Dataset rows about figures
+-------+

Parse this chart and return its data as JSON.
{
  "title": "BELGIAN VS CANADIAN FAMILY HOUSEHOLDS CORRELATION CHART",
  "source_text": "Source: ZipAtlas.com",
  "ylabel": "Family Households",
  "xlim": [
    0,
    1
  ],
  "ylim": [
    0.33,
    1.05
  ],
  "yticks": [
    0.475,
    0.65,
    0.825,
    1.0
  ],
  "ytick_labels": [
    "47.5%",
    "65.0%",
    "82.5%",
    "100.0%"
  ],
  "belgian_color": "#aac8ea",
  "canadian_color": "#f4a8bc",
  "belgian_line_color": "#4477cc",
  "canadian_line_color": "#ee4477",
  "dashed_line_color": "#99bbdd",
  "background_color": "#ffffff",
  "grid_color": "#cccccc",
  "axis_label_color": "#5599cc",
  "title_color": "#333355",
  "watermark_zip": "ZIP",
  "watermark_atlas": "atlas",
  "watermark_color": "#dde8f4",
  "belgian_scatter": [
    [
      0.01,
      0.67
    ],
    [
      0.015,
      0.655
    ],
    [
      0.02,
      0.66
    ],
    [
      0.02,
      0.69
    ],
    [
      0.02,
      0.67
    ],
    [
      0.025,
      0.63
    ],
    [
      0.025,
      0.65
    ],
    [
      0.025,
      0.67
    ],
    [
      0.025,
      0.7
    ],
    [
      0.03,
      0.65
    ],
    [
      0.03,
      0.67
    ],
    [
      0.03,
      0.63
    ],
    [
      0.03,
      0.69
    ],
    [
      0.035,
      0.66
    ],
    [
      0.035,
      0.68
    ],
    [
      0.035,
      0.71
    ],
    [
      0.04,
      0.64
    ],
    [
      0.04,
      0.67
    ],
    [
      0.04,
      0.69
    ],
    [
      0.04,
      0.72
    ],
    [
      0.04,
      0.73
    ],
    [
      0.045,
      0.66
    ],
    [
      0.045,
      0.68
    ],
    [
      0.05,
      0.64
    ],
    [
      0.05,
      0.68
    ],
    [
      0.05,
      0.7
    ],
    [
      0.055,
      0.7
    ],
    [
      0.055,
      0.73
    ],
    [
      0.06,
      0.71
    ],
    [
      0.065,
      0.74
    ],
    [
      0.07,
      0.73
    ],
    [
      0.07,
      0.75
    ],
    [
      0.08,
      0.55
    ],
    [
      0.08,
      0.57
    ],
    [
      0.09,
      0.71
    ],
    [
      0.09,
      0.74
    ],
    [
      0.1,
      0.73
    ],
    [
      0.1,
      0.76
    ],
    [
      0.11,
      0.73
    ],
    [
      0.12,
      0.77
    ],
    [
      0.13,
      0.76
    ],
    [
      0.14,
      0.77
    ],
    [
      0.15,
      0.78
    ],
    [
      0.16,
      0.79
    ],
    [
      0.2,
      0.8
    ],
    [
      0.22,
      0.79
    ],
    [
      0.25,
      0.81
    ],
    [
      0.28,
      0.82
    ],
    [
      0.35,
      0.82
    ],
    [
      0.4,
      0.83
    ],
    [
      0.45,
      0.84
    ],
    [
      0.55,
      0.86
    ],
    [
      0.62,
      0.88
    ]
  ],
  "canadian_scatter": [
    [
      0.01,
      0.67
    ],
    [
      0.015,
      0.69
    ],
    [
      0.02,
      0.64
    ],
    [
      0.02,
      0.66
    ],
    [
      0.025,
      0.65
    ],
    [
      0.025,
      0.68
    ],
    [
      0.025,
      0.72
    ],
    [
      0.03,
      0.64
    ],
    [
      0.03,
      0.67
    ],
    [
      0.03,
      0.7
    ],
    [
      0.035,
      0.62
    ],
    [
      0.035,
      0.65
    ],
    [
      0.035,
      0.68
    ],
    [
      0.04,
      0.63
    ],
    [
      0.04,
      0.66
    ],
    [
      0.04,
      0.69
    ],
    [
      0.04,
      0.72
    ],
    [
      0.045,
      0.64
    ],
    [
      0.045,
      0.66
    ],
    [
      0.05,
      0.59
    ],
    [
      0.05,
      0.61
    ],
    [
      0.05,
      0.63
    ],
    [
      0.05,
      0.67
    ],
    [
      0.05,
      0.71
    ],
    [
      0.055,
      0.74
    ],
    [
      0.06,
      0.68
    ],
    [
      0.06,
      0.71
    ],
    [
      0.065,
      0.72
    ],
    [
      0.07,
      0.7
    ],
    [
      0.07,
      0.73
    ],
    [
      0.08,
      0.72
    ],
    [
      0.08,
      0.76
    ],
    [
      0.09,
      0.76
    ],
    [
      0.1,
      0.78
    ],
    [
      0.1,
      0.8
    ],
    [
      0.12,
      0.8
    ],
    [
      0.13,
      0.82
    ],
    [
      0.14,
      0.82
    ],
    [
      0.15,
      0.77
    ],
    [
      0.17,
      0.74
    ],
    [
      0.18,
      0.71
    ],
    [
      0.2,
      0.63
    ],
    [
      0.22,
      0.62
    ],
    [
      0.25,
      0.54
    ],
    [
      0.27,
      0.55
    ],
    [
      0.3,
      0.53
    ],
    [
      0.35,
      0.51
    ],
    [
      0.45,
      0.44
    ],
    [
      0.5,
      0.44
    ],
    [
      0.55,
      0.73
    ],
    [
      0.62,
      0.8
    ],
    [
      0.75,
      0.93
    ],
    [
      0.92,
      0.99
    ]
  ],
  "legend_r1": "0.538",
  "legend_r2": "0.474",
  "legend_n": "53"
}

+-------+

» WRITTEN EXERCISE
Write the data back out verbatim.

» THE COMPLETED TASK
Parse this chart and return its data as JSON.
{
  "title": "BELGIAN VS CANADIAN FAMILY HOUSEHOLDS CORRELATION CHART",
  "source_text": "Source: ZipAtlas.com",
  "ylabel": "Family Households",
  "xlim": [
    0,
    1
  ],
  "ylim": [
    0.33,
    1.05
  ],
  "yticks": [
    0.475,
    0.65,
    0.825,
    1.0
  ],
  "ytick_labels": [
    "47.5%",
    "65.0%",
    "82.5%",
    "100.0%"
  ],
  "belgian_color": "#aac8ea",
  "canadian_color": "#f4a8bc",
  "belgian_line_color": "#4477cc",
  "canadian_line_color": "#ee4477",
  "dashed_line_color": "#99bbdd",
  "background_color": "#ffffff",
  "grid_color": "#cccccc",
  "axis_label_color": "#5599cc",
  "title_color": "#333355",
  "watermark_zip": "ZIP",
  "watermark_atlas": "atlas",
  "watermark_color": "#dde8f4",
  "belgian_scatter": [
    [
      0.01,
      0.67
    ],
    [
      0.015,
      0.655
    ],
    [
      0.02,
      0.66
    ],
    [
      0.02,
      0.69
    ],
    [
      0.02,
      0.67
    ],
    [
      0.025,
      0.63
    ],
    [
      0.025,
      0.65
    ],
    [
      0.025,
      0.67
    ],
    [
      0.025,
      0.7
    ],
    [
      0.03,
      0.65
    ],
    [
      0.03,
      0.67
    ],
    [
      0.03,
      0.63
    ],
    [
      0.03,
      0.69
    ],
    [
      0.035,
      0.66
    ],
    [
      0.035,
      0.68
    ],
    [
      0.035,
      0.71
    ],
    [
      0.04,
      0.64
    ],
    [
      0.04,
      0.67
    ],
    [
      0.04,
      0.69
    ],
    [
      0.04,
      0.72
    ],
    [
      0.04,
      0.73
    ],
    [
      0.045,
      0.66
    ],
    [
      0.045,
      0.68
    ],
    [
      0.05,
      0.64
    ],
    [
      0.05,
      0.68
    ],
    [
      0.05,
      0.7
    ],
    [
      0.055,
      0.7
    ],
    [
      0.055,
      0.73
    ],
    [
      0.06,
      0.71
    ],
    [
      0.065,
      0.74
    ],
    [
      0.07,
      0.73
    ],
    [
      0.07,
      0.75
    ],
    [
      0.08,
      0.55
    ],
    [
      0.08,
      0.57
    ],
    [
      0.09,
      0.71
    ],
    [
      0.09,
      0.74
    ],
    [
      0.1,
      0.73
    ],
    [
      0.1,
      0.76
    ],
    [
      0.11,
      0.73
    ],
    [
      0.12,
      0.77
    ],
    [
      0.13,
      0.76
    ],
    [
      0.14,
      0.77
    ],
    [
      0.15,
      0.78
    ],
    [
      0.16,
      0.79
    ],
    [
      0.2,
      0.8
    ],
    [
      0.22,
      0.79
    ],
    [
      0.25,
      0.81
    ],
    [
      0.28,
      0.82
    ],
    [
      0.35,
      0.82
    ],
    [
      0.4,
      0.83
    ],
    [
      0.45,
      0.84
    ],
    [
      0.55,
      0.86
    ],
    [
      0.62,
      0.88
    ]
  ],
  "canadian_scatter": [
    [
      0.01,
      0.67
    ],
    [
      0.015,
      0.69
    ],
    [
      0.02,
      0.64
    ],
    [
      0.02,
      0.66
    ],
    [
      0.025,
      0.65
    ],
    [
      0.025,
      0.68
    ],
    [
      0.025,
      0.72
    ],
    [
      0.03,
      0.64
    ],
    [
      0.03,
      0.67
    ],
    [
      0.03,
      0.7
    ],
    [
      0.035,
      0.62
    ],
    [
      0.035,
      0.65
    ],
    [
      0.035,
      0.68
    ],
    [
      0.04,
      0.63
    ],
    [
      0.04,
      0.66
    ],
    [
      0.04,
      0.69
    ],
    [
      0.04,
      0.72
    ],
    [
      0.045,
      0.64
    ],
    [
      0.045,
      0.66
    ],
    [
      0.05,
      0.59
    ],
    [
      0.05,
      0.61
    ],
    [
      0.05,
      0.63
    ],
    [
      0.05,
      0.67
    ],
    [
      0.05,
      0.71
    ],
    [
      0.055,
      0.74
    ],
    [
      0.06,
      0.68
    ],
    [
      0.06,
      0.71
    ],
    [
      0.065,
      0.72
    ],
    [
      0.07,
      0.7
    ],
    [
      0.07,
      0.73
    ],
    [
      0.08,
      0.72
    ],
    [
      0.08,
      0.76
    ],
    [
      0.09,
      0.76
    ],
    [
      0.1,
      0.78
    ],
    [
      0.1,
      0.8
    ],
    [
      0.12,
      0.8
    ],
    [
      0.13,
      0.82
    ],
    [
      0.14,
      0.82
    ],
    [
      0.15,
      0.77
    ],
    [
      0.17,
      0.74
    ],
    [
      0.18,
      0.71
    ],
    [
      0.2,
      0.63
    ],
    [
      0.22,
      0.62
    ],
    [
      0.25,
      0.54
    ],
    [
      0.27,
      0.55
    ],
    [
      0.3,
      0.53
    ],
    [
      0.35,
      0.51
    ],
    [
      0.45,
      0.44
    ],
    [
      0.5,
      0.44
    ],
    [
      0.55,
      0.73
    ],
    [
      0.62,
      0.8
    ],
    [
      0.75,
      0.93
    ],
    [
      0.92,
      0.99
    ]
  ],
  "legend_r1": "0.538",
  "legend_r2": "0.474",
  "legend_n": "53"
}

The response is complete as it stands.